**CONSEGNE**.
1. Elenchi tutte le persone menzionate con nome e cognome nel brano sul caso Schwazer.
2. Secondo il brano sul caso Schwazer, quale laboratorio ha riscontrato la positività del marciatore?
3. Ripeta senza alcuna modifica la porzione del brano sul caso Schwazer che inizia con «Caso Schwazer: niente» e prosegue fino a «di Alex Schwazer.».

**BRANO PROPOSTO**.
# # # # #

Caso Schwazer: niente prove, molti dubbi
Il gip: «Il latte delle mucche più tutelato delle sue urine». Chieste nuove indagini
«È più tutelato il latte di un allevatore di mucche che le urine di un atleta»: questa la clamorosa, ed emblematica, frase pronunciata da Walter Pelino, gip del tribunale di Bolzano, venerdì scorso durante l’udienza per la vicenda doping di Alex Schwazer.
Una battuta verosimilmente suscitata dal fatto che nemmeno le sei ore di discussione sono riuscite a far chiarezza sui tanti dubbi e sospetti che continuano a circondare la positività del marciatore altoatesino (riscontrata dal laboratorio di Colonia) costretto a saltare i Giochi olimpici di Rio de Janeiro nel 2016. Dubbi e sospetti che si sono addensati pure sulla perizia genetica depositata dal colonnello del Ris Giampietro Lago, apparso in difficoltà di fronte alle osservazioni dei difensori di Schwazer che contestano il lavoro svolto dai carabinieri, in particolare la sperimentazione sul Dna di 100 volontari. Secondo la perizia, non ci sono prove certe della manomissione delle urine di Schwazer, ma il legale dell’atleta, Gerard Brandstaetter, ha contrattaccato chiedendo la prosecuzione delle indagini — accolta dal pm Giancarlo Bramante — per colmare proprio tutte quelle lacune. La prossima settimana è attesa la decisione di Pelino.
L’altro momento topico dell’udienza si è vissuto quando la difesa di Schwazer ha presentato uno scambio di mail tra Thomas Capdeville, capo antidoping della Iaaf, e Ross Wenzel, consulente legale della Wada. Risponde a un certo punto de Capdeville a Wenzel, riferendosi al laboratorio di Colonia: «Non si rendono conto di essere parte del complotto contro AS e delle potenziali conseguenze per loro?».

# # # # #

**DATI IN ESAME**.
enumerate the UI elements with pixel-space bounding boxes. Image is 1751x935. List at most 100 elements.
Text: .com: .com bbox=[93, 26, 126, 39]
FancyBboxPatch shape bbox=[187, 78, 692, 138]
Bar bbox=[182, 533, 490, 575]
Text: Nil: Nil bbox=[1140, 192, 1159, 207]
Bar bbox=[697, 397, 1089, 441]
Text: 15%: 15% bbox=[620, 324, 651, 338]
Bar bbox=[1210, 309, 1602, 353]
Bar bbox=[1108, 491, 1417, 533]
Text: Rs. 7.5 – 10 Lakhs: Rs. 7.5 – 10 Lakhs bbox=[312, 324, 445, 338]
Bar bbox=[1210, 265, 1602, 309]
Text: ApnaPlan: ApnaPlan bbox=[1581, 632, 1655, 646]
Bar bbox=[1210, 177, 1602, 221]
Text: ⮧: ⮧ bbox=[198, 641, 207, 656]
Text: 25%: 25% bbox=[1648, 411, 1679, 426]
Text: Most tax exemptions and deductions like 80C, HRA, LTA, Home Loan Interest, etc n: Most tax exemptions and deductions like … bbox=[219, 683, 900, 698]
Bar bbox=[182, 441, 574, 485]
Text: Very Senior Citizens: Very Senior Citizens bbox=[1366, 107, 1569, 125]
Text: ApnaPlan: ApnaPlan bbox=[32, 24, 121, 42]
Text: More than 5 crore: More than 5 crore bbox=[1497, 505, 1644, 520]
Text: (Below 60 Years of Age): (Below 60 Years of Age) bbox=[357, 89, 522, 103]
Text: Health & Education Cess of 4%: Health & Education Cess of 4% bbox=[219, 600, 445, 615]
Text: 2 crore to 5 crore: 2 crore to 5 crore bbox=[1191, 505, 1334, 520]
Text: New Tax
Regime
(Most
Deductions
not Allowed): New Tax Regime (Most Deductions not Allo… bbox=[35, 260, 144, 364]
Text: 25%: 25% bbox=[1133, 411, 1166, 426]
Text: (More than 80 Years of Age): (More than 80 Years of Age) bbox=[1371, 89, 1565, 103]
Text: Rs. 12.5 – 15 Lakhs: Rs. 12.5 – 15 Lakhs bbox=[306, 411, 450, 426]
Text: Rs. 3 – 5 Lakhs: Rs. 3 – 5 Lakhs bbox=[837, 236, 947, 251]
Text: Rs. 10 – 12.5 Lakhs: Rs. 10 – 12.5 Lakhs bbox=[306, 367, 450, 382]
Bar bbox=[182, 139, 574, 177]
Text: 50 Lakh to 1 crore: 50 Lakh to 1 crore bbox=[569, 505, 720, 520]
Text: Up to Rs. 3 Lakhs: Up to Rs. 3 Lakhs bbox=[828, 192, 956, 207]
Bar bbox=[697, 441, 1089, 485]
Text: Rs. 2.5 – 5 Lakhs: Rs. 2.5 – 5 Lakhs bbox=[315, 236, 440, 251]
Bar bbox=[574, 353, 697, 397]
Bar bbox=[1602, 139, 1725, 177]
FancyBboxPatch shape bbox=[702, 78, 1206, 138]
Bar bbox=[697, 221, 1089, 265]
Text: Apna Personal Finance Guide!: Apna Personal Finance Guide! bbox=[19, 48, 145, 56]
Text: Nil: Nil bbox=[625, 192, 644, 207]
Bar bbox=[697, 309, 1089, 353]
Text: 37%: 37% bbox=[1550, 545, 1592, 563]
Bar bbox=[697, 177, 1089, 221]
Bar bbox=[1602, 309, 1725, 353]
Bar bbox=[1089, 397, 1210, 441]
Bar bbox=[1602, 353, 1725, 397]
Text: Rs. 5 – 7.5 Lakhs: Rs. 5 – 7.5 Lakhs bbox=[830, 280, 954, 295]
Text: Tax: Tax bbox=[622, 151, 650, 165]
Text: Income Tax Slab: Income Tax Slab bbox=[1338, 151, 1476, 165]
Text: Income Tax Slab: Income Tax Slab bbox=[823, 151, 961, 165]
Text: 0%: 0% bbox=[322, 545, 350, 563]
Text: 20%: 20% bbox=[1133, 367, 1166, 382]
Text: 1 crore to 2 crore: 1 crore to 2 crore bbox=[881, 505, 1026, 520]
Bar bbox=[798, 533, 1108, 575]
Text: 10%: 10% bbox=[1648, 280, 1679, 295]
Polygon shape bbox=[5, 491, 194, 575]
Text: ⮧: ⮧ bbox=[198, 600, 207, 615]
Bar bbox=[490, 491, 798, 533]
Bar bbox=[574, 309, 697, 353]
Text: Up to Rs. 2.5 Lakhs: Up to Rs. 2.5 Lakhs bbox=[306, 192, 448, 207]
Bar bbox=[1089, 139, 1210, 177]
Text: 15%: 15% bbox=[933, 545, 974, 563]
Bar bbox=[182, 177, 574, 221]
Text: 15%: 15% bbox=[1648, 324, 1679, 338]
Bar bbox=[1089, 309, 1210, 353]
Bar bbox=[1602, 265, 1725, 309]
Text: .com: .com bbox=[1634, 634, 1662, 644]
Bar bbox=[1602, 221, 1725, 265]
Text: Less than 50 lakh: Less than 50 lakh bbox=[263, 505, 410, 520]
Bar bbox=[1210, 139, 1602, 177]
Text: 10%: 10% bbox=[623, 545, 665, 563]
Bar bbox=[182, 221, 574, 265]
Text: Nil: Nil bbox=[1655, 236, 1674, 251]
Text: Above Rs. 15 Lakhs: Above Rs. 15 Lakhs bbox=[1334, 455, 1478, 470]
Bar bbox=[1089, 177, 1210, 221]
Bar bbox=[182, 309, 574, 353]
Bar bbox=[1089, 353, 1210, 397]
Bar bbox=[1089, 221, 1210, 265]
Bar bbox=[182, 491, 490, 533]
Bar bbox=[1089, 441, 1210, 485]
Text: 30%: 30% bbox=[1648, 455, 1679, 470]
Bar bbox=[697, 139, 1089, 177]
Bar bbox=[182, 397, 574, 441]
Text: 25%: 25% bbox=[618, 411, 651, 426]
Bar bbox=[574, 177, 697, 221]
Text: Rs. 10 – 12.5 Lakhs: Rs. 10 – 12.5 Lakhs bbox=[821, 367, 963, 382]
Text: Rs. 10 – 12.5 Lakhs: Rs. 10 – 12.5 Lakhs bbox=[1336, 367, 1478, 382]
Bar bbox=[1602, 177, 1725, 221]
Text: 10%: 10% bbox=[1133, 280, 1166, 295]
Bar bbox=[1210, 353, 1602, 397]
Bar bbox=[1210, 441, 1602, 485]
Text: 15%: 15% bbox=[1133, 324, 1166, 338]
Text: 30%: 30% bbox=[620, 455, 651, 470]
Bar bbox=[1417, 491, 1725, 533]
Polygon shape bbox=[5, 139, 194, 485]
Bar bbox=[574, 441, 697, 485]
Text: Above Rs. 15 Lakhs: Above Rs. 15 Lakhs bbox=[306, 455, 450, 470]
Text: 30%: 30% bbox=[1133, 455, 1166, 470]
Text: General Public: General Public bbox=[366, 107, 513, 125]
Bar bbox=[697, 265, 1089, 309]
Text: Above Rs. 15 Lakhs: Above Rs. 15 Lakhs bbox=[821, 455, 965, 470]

# # # # #

**SOLUZIONI**.
1. Walter Pelino, Alex Schwazer, Giampietro Lago, Gerard Brandstaetter, Giancarlo Bramante, Thomas Capdeville, Ross Wenzel

2. Il laboratorio di Colonia.

3.
Caso Schwazer: niente prove, molti dubbi
Il gip: «Il latte delle mucche più tutelato delle sue urine». Chieste nuove indagini
«È più tutelato il latte di un allevatore di mucche che le urine di un atleta»: questa la clamorosa, ed emblematica, frase pronunciata da Walter Pelino, gip del tribunale di Bolzano, venerdì scorso durante l’udienza per la vicenda doping di Alex Schwazer.